■ **EXERCISE DIRECTIONS**:
Repeat the whole listing exactly as written.

■ **RECORDS SUPPLIED**:

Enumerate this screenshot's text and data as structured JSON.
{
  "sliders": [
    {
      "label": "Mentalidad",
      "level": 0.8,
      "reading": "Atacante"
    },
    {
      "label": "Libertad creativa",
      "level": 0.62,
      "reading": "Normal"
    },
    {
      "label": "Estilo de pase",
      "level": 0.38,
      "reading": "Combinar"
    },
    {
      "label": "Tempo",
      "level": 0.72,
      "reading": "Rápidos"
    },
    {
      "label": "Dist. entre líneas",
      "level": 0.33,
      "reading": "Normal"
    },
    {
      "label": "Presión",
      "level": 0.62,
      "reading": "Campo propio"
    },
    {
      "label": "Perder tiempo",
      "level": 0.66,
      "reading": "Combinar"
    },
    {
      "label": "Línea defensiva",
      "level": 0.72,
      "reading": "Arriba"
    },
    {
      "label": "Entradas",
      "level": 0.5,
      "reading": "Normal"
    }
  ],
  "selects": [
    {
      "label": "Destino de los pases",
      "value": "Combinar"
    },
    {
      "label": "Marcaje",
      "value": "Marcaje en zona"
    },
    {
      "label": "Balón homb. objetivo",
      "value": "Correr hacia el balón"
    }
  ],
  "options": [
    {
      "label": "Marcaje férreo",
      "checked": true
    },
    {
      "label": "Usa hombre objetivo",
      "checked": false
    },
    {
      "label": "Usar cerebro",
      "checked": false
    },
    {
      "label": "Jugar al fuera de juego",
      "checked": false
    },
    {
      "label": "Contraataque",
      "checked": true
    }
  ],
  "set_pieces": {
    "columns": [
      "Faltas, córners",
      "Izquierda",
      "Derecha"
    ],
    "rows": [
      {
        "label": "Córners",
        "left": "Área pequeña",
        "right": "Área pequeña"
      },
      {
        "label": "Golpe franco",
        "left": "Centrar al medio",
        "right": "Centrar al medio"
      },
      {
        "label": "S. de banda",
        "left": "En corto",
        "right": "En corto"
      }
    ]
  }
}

■ **THE REPLY**:
Enumerate this screenshot's text and data as structured JSON.
{
  "sliders": [
    {
      "label": "Mentalidad",
      "level": 0.8,
      "reading": "Atacante"
    },
    {
      "label": "Libertad creativa",
      "level": 0.62,
      "reading": "Normal"
    },
    {
      "label": "Estilo de pase",
      "level": 0.38,
      "reading": "Combinar"
    },
    {
      "label": "Tempo",
      "level": 0.72,
      "reading": "Rápidos"
    },
    {
      "label": "Dist. entre líneas",
      "level": 0.33,
      "reading": "Normal"
    },
    {
      "label": "Presión",
      "level": 0.62,
      "reading": "Campo propio"
    },
    {
      "label": "Perder tiempo",
      "level": 0.66,
      "reading": "Combinar"
    },
    {
      "label": "Línea defensiva",
      "level": 0.72,
      "reading": "Arriba"
    },
    {
      "label": "Entradas",
      "level": 0.5,
      "reading": "Normal"
    }
  ],
  "selects": [
    {
      "label": "Destino de los pases",
      "value": "Combinar"
    },
    {
      "label": "Marcaje",
      "value": "Marcaje en zona"
    },
    {
      "label": "Balón homb. objetivo",
      "value": "Correr hacia el balón"
    }
  ],
  "options": [
    {
      "label": "Marcaje férreo",
      "checked": true
    },
    {
      "label": "Usa hombre objetivo",
      "checked": false
    },
    {
      "label": "Usar cerebro",
      "checked": false
    },
    {
      "label": "Jugar al fuera de juego",
      "checked": false
    },
    {
      "label": "Contraataque",
      "checked": true
    }
  ],
  "set_pieces": {
    "columns": [
      "Faltas, córners",
      "Izquierda",
      "Derecha"
    ],
    "rows": [
      {
        "label": "Córners",
        "left": "Área pequeña",
        "right": "Área pequeña"
      },
      {
        "label": "Golpe franco",
        "left": "Centrar al medio",
        "right": "Centrar al medio"
      },
      {
        "label": "S. de banda",
        "left": "En corto",
        "right": "En corto"
      }
    ]
  }
}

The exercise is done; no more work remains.